▶ **LISTING**:
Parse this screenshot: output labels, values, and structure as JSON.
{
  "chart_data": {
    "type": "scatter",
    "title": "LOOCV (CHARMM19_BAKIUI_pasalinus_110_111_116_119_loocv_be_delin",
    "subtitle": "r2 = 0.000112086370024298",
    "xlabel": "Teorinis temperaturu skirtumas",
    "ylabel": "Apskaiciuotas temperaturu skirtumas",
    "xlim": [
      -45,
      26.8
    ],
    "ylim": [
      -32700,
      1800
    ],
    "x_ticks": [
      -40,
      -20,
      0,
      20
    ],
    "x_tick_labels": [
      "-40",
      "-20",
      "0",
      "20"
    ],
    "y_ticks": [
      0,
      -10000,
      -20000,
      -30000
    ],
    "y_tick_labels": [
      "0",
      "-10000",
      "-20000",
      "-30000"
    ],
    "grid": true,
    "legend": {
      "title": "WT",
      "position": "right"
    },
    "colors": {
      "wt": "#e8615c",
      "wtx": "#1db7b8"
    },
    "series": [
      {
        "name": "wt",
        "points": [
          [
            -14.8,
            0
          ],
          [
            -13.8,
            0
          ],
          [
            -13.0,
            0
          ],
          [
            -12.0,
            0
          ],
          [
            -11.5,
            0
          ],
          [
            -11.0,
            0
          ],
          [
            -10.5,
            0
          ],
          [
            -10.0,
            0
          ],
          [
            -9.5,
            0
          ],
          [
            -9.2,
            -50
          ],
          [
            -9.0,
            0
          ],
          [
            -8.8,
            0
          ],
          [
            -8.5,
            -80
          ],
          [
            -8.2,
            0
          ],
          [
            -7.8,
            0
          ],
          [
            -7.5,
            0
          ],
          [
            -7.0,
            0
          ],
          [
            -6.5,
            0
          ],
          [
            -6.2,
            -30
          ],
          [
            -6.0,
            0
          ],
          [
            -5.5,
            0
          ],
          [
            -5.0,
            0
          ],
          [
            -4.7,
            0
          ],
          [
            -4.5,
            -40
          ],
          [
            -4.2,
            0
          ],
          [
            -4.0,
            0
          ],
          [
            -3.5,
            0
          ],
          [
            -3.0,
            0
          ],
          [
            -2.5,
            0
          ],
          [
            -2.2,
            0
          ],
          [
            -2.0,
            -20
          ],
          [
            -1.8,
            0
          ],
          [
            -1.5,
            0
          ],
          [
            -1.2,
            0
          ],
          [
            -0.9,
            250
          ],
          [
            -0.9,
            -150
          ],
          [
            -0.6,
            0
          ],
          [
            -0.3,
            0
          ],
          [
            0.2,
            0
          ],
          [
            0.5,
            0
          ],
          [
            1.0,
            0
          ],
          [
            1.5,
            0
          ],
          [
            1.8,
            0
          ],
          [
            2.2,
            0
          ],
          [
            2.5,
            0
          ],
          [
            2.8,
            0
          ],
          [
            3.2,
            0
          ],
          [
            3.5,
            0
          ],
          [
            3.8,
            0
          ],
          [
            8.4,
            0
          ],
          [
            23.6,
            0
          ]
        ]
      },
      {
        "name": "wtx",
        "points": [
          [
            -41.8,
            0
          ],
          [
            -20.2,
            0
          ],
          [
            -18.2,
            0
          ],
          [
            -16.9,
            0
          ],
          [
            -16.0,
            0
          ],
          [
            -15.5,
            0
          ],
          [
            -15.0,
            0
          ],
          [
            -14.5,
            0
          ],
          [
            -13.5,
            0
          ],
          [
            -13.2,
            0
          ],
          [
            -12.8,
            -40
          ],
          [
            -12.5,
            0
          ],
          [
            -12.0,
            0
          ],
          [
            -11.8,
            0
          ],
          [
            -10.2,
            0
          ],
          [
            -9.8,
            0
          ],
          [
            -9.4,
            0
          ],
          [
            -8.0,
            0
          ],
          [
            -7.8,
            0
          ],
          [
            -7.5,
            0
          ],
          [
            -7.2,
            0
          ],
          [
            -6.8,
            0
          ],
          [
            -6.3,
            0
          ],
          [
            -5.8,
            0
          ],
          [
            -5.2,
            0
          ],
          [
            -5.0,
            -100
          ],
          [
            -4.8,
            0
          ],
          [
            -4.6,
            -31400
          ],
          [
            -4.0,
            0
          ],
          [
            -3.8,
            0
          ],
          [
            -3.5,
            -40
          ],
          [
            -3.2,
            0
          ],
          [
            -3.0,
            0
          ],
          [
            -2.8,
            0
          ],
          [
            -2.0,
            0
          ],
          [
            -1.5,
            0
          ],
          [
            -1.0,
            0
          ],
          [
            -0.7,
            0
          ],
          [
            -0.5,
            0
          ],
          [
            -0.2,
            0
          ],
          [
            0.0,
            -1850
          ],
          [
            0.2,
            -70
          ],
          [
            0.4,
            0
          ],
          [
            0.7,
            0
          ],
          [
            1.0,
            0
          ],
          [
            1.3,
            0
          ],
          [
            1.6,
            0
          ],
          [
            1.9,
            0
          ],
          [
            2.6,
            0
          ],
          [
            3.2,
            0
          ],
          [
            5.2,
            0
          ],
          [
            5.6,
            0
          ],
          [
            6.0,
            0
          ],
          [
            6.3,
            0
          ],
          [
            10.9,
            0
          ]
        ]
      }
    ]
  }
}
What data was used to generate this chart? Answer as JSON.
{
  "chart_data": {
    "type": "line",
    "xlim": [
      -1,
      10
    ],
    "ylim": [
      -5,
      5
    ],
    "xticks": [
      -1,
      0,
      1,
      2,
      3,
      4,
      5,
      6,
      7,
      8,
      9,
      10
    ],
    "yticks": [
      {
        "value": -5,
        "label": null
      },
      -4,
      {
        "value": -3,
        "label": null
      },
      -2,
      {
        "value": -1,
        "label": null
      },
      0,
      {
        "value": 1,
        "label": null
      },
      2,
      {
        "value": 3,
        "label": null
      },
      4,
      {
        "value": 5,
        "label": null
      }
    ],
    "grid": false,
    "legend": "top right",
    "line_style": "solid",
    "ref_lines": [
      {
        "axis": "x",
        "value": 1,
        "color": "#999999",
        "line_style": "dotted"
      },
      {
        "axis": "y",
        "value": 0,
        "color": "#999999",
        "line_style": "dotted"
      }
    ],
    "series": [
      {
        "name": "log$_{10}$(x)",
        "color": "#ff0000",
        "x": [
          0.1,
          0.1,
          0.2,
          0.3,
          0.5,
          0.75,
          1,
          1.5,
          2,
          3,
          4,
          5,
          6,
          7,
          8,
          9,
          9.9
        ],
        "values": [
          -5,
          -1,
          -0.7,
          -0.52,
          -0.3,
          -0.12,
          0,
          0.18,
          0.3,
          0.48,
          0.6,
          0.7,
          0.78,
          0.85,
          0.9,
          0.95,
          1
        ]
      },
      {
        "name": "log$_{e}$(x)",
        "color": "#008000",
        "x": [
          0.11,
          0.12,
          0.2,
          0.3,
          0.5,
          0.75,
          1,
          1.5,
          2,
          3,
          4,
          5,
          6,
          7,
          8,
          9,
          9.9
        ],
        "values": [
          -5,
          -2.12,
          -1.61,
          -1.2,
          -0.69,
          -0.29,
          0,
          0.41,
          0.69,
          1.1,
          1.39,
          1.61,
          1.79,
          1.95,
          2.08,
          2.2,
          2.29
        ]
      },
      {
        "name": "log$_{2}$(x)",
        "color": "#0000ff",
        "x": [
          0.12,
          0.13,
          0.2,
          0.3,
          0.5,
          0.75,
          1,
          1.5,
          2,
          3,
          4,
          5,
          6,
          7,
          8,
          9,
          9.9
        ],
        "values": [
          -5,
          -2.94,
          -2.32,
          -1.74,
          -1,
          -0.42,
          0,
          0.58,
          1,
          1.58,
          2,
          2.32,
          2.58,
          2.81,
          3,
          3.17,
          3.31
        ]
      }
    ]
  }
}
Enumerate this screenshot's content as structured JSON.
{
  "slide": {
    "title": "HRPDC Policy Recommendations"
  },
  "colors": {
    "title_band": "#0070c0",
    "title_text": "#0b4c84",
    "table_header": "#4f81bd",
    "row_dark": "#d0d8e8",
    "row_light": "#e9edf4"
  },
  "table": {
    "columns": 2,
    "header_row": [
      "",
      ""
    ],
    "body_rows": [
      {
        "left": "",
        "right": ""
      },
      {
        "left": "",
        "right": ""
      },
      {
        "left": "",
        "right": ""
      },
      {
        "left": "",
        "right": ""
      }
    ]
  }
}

▶ **AIM OF THE TASK**: Using the records above, please retype only the run of lines from the line holding "Enumerate this screenshot's" through the last line, both ends included.

▶ **FULL RESPONSE**:
Enumerate this screenshot's content as structured JSON.
{
  "slide": {
    "title": "HRPDC Policy Recommendations"
  },
  "colors": {
    "title_band": "#0070c0",
    "title_text": "#0b4c84",
    "table_header": "#4f81bd",
    "row_dark": "#d0d8e8",
    "row_light": "#e9edf4"
  },
  "table": {
    "columns": 2,
    "header_row": [
      "",
      ""
    ],
    "body_rows": [
      {
        "left": "",
        "right": ""
      },
      {
        "left": "",
        "right": ""
      },
      {
        "left": "",
        "right": ""
      },
      {
        "left": "",
        "right": ""
      }
    ]
  }
}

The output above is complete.